● **What to produce**
Write out the lines of the listing below as a numbered list, beginning at the line that contains "Extract all elements" and stopping after the line that contains "organization-name: Fórum de". Leave out blank lines and pictures.

● **Input**

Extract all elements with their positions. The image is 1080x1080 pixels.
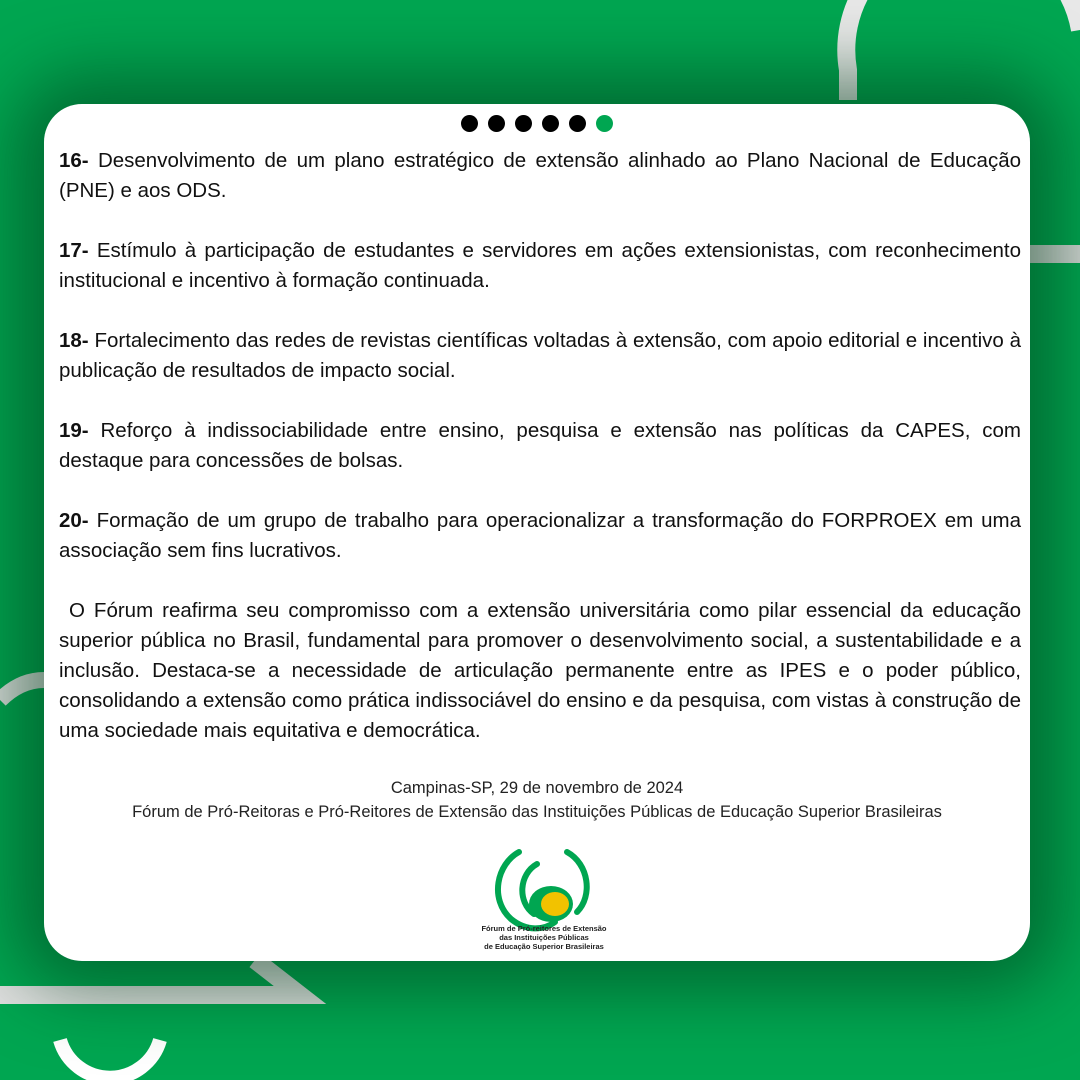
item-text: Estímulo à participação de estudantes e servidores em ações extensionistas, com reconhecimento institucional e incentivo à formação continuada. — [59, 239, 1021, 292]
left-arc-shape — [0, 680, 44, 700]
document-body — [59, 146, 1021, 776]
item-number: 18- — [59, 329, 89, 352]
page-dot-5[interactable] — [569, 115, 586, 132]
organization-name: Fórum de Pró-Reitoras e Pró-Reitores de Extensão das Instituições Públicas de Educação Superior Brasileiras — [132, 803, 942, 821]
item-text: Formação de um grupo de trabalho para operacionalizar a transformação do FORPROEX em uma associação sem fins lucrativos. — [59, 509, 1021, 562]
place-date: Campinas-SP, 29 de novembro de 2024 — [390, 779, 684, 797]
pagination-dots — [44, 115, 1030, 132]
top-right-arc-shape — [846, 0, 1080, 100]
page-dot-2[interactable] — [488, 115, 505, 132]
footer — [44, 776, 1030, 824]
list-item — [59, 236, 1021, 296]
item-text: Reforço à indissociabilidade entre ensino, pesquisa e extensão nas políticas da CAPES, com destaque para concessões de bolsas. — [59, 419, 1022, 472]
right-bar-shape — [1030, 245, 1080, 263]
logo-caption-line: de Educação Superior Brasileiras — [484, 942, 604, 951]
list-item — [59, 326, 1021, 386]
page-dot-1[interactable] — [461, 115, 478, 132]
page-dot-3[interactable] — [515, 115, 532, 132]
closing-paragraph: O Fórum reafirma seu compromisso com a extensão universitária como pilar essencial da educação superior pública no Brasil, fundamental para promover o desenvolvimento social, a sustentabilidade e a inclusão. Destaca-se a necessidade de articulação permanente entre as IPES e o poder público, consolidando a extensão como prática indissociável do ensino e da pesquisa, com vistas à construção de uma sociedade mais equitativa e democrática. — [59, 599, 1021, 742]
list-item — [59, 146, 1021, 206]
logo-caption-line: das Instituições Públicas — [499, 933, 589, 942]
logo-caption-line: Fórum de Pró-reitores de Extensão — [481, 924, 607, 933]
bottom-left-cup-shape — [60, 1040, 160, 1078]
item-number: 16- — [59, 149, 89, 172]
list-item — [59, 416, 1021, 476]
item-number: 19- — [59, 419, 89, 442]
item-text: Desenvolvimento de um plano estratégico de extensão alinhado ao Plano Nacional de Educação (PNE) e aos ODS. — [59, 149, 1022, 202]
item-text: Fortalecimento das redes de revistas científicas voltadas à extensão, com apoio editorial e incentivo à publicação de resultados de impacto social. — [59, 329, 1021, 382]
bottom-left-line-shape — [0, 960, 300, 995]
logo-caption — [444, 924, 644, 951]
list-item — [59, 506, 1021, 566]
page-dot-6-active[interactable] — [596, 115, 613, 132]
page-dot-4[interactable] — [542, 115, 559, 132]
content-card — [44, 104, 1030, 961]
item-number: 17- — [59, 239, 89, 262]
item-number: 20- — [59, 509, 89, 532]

==

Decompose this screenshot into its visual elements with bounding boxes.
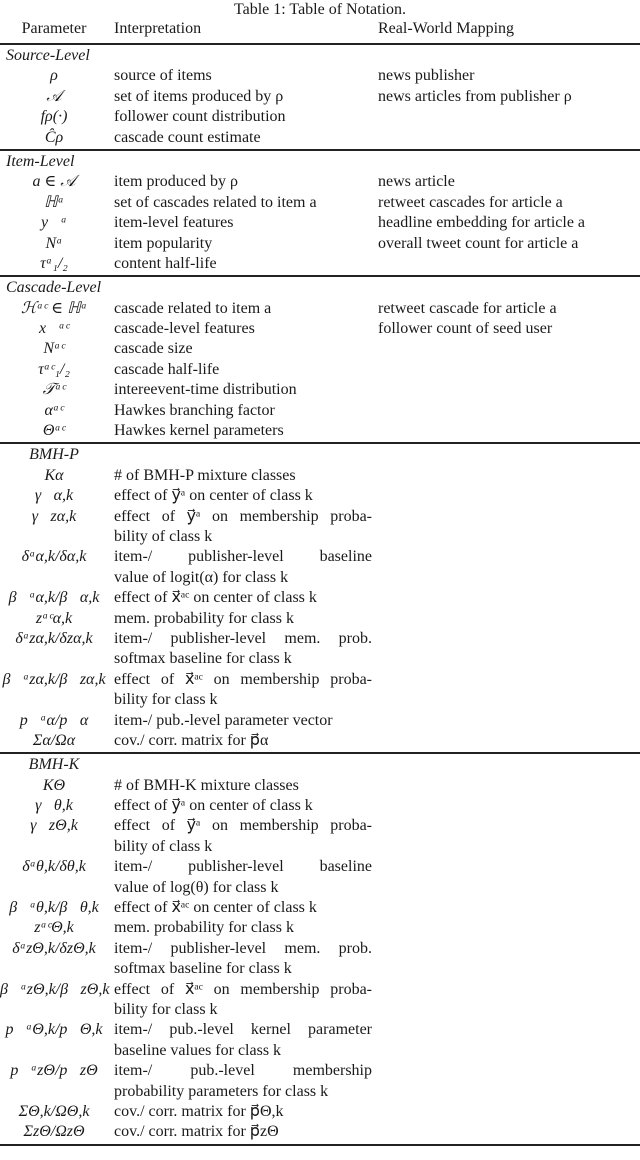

...

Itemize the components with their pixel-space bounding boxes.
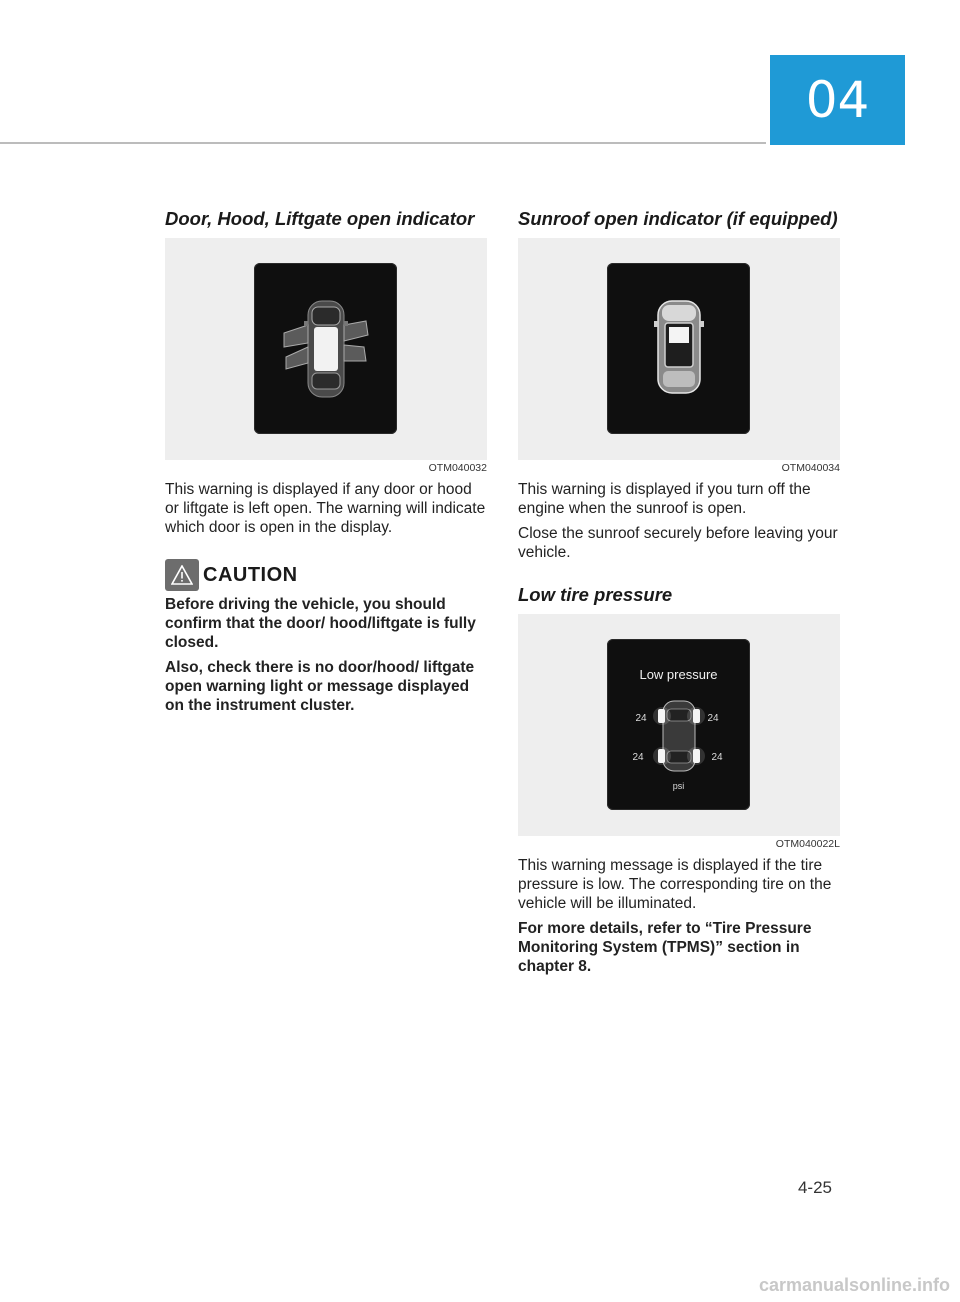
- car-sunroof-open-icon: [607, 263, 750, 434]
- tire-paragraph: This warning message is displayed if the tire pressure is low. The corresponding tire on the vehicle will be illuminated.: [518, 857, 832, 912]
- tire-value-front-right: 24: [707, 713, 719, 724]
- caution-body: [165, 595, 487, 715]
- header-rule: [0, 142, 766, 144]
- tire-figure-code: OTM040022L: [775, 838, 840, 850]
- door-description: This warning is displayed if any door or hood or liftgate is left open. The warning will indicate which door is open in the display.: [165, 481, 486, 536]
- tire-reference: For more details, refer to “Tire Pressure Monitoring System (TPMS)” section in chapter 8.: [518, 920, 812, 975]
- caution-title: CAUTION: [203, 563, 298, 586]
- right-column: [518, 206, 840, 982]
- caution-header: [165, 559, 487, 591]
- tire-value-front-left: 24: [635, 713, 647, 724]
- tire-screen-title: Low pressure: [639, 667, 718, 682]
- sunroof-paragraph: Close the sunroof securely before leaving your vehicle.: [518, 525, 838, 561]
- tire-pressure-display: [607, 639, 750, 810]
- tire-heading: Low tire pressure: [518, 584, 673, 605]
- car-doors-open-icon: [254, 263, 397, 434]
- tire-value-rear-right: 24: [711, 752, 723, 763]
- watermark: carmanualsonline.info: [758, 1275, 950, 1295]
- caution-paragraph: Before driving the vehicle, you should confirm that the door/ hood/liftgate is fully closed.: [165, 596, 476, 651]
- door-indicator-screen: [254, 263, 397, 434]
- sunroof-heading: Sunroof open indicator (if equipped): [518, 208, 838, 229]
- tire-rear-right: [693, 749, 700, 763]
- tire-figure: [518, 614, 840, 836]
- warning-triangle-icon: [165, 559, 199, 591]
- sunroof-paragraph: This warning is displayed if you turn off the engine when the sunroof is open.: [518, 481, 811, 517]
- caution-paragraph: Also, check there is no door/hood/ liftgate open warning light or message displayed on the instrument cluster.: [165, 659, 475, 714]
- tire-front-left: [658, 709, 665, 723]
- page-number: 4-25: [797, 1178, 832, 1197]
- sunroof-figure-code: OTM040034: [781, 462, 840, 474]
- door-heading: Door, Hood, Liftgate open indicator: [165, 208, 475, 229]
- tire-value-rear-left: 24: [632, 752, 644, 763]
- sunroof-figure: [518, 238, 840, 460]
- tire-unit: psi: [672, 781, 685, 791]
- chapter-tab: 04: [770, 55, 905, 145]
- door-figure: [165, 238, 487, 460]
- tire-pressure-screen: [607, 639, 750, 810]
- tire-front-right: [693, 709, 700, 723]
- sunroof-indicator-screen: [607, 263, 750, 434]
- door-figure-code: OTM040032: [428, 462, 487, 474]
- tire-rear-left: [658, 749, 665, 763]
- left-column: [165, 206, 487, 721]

● **Complete output**
1. Extract all elements with their positions. The image is 1080x1080 pixels.
2. item-text: Estímulo à participação de estudantes e servidores em ações extensionistas, com reconhecimento institucional e incentivo à formação continuada. — [59, 239, 1021, 292]
3. left-arc-shape — [0, 680, 44, 700]
4. document-body — [59, 146, 1021, 776]
5. item-number: 18- — [59, 329, 89, 352]
6. page-dot-5[interactable] — [569, 115, 586, 132]
7. organization-name: Fórum de Pró-Reitoras e Pró-Reitores de Extensão das Instituições Públicas de Educação Superior Brasileiras — [132, 803, 942, 821]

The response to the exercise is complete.